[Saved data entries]
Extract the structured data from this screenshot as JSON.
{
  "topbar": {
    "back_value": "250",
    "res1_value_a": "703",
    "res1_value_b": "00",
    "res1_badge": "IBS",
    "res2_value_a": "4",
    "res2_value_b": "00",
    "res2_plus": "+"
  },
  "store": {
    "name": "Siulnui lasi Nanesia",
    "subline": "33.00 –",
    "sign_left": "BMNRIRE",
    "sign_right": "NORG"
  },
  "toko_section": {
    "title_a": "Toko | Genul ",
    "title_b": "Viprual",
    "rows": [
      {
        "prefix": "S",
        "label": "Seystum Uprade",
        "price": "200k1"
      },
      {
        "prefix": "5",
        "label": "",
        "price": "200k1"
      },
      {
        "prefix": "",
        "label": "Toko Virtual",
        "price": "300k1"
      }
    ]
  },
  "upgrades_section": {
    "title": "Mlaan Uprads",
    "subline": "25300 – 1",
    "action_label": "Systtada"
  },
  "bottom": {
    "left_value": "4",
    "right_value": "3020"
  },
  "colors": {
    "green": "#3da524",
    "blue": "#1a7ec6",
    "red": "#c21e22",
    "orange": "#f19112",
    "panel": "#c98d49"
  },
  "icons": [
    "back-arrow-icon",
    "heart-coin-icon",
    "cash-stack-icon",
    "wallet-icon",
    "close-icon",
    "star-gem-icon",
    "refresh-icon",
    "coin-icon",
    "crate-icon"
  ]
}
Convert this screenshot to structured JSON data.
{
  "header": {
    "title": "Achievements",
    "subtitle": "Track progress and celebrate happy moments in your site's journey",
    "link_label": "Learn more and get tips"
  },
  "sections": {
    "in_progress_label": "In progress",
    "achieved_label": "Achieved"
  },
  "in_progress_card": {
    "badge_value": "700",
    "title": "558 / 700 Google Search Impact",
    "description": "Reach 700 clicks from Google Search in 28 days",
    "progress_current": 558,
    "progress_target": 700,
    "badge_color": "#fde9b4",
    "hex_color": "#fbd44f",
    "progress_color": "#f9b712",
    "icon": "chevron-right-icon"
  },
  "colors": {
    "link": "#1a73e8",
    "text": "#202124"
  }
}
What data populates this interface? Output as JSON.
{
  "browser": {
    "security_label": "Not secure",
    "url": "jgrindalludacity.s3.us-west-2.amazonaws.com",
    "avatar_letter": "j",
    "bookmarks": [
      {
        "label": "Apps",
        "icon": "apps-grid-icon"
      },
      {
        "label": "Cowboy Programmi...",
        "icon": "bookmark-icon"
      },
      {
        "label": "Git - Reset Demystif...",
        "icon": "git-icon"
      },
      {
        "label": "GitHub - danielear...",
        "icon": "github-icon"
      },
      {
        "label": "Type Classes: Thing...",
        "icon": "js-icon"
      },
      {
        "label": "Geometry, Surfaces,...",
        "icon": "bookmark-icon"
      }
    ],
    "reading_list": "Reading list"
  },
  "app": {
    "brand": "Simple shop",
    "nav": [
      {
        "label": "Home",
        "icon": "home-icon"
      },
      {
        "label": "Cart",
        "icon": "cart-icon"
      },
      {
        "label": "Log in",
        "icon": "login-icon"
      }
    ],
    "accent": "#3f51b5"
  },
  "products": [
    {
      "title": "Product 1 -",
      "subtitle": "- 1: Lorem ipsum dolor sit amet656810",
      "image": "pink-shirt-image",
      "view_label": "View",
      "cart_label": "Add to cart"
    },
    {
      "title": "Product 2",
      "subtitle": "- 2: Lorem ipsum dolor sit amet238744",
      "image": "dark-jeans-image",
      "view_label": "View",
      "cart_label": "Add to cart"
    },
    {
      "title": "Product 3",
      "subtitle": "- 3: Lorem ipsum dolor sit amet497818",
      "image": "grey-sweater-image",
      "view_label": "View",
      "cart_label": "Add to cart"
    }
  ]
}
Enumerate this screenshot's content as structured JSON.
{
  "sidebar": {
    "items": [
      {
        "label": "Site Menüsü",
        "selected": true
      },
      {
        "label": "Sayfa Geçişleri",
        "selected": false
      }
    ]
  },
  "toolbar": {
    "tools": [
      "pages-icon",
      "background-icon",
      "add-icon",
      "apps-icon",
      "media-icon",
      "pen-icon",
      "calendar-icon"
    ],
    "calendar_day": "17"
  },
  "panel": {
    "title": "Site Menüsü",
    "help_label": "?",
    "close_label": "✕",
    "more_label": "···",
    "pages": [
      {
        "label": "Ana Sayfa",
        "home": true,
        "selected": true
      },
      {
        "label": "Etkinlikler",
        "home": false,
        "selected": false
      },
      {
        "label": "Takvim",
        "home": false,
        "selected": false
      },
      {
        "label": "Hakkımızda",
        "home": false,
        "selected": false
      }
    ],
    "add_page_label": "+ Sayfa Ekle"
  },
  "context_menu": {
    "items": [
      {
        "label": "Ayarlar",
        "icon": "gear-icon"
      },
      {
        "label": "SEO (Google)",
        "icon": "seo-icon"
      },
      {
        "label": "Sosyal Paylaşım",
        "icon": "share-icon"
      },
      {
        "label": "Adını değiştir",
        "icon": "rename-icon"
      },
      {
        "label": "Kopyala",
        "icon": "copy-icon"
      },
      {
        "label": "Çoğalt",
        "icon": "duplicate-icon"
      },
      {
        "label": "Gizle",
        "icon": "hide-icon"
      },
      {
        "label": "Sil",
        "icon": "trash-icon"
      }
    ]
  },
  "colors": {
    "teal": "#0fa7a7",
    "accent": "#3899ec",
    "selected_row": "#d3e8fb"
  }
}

• [What to produce]: Transcribe every entry exactly, omitting nothing.

• [Solution to this problem]:
Extract the structured data from this screenshot as JSON.
{
  "topbar": {
    "back_value": "250",
    "res1_value_a": "703",
    "res1_value_b": "00",
    "res1_badge": "IBS",
    "res2_value_a": "4",
    "res2_value_b": "00",
    "res2_plus": "+"
  },
  "store": {
    "name": "Siulnui lasi Nanesia",
    "subline": "33.00 –",
    "sign_left": "BMNRIRE",
    "sign_right": "NORG"
  },
  "toko_section": {
    "title_a": "Toko | Genul ",
    "title_b": "Viprual",
    "rows": [
      {
        "prefix": "S",
        "label": "Seystum Uprade",
        "price": "200k1"
      },
      {
        "prefix": "5",
        "label": "",
        "price": "200k1"
      },
      {
        "prefix": "",
        "label": "Toko Virtual",
        "price": "300k1"
      }
    ]
  },
  "upgrades_section": {
    "title": "Mlaan Uprads",
    "subline": "25300 – 1",
    "action_label": "Systtada"
  },
  "bottom": {
    "left_value": "4",
    "right_value": "3020"
  },
  "colors": {
    "green": "#3da524",
    "blue": "#1a7ec6",
    "red": "#c21e22",
    "orange": "#f19112",
    "panel": "#c98d49"
  },
  "icons": [
    "back-arrow-icon",
    "heart-coin-icon",
    "cash-stack-icon",
    "wallet-icon",
    "close-icon",
    "star-gem-icon",
    "refresh-icon",
    "coin-icon",
    "crate-icon"
  ]
}
Convert this screenshot to structured JSON data.
{
  "header": {
    "title": "Achievements",
    "subtitle": "Track progress and celebrate happy moments in your site's journey",
    "link_label": "Learn more and get tips"
  },
  "sections": {
    "in_progress_label": "In progress",
    "achieved_label": "Achieved"
  },
  "in_progress_card": {
    "badge_value": "700",
    "title": "558 / 700 Google Search Impact",
    "description": "Reach 700 clicks from Google Search in 28 days",
    "progress_current": 558,
    "progress_target": 700,
    "badge_color": "#fde9b4",
    "hex_color": "#fbd44f",
    "progress_color": "#f9b712",
    "icon": "chevron-right-icon"
  },
  "colors": {
    "link": "#1a73e8",
    "text": "#202124"
  }
}
What data populates this interface? Output as JSON.
{
  "browser": {
    "security_label": "Not secure",
    "url": "jgrindalludacity.s3.us-west-2.amazonaws.com",
    "avatar_letter": "j",
    "bookmarks": [
      {
        "label": "Apps",
        "icon": "apps-grid-icon"
      },
      {
        "label": "Cowboy Programmi...",
        "icon": "bookmark-icon"
      },
      {
        "label": "Git - Reset Demystif...",
        "icon": "git-icon"
      },
      {
        "label": "GitHub - danielear...",
        "icon": "github-icon"
      },
      {
        "label": "Type Classes: Thing...",
        "icon": "js-icon"
      },
      {
        "label": "Geometry, Surfaces,...",
        "icon": "bookmark-icon"
      }
    ],
    "reading_list": "Reading list"
  },
  "app": {
    "brand": "Simple shop",
    "nav": [
      {
        "label": "Home",
        "icon": "home-icon"
      },
      {
        "label": "Cart",
        "icon": "cart-icon"
      },
      {
        "label": "Log in",
        "icon": "login-icon"
      }
    ],
    "accent": "#3f51b5"
  },
  "products": [
    {
      "title": "Product 1 -",
      "subtitle": "- 1: Lorem ipsum dolor sit amet656810",
      "image": "pink-shirt-image",
      "view_label": "View",
      "cart_label": "Add to cart"
    },
    {
      "title": "Product 2",
      "subtitle": "- 2: Lorem ipsum dolor sit amet238744",
      "image": "dark-jeans-image",
      "view_label": "View",
      "cart_label": "Add to cart"
    },
    {
      "title": "Product 3",
      "subtitle": "- 3: Lorem ipsum dolor sit amet497818",
      "image": "grey-sweater-image",
      "view_label": "View",
      "cart_label": "Add to cart"
    }
  ]
}
Enumerate this screenshot's content as structured JSON.
{
  "sidebar": {
    "items": [
      {
        "label": "Site Menüsü",
        "selected": true
      },
      {
        "label": "Sayfa Geçişleri",
        "selected": false
      }
    ]
  },
  "toolbar": {
    "tools": [
      "pages-icon",
      "background-icon",
      "add-icon",
      "apps-icon",
      "media-icon",
      "pen-icon",
      "calendar-icon"
    ],
    "calendar_day": "17"
  },
  "panel": {
    "title": "Site Menüsü",
    "help_label": "?",
    "close_label": "✕",
    "more_label": "···",
    "pages": [
      {
        "label": "Ana Sayfa",
        "home": true,
        "selected": true
      },
      {
        "label": "Etkinlikler",
        "home": false,
        "selected": false
      },
      {
        "label": "Takvim",
        "home": false,
        "selected": false
      },
      {
        "label": "Hakkımızda",
        "home": false,
        "selected": false
      }
    ],
    "add_page_label": "+ Sayfa Ekle"
  },
  "context_menu": {
    "items": [
      {
        "label": "Ayarlar",
        "icon": "gear-icon"
      },
      {
        "label": "SEO (Google)",
        "icon": "seo-icon"
      },
      {
        "label": "Sosyal Paylaşım",
        "icon": "share-icon"
      },
      {
        "label": "Adını değiştir",
        "icon": "rename-icon"
      },
      {
        "label": "Kopyala",
        "icon": "copy-icon"
      },
      {
        "label": "Çoğalt",
        "icon": "duplicate-icon"
      },
      {
        "label": "Gizle",
        "icon": "hide-icon"
      },
      {
        "label": "Sil",
        "icon": "trash-icon"
      }
    ]
  },
  "colors": {
    "teal": "#0fa7a7",
    "accent": "#3899ec",
    "selected_row": "#d3e8fb"
  }
}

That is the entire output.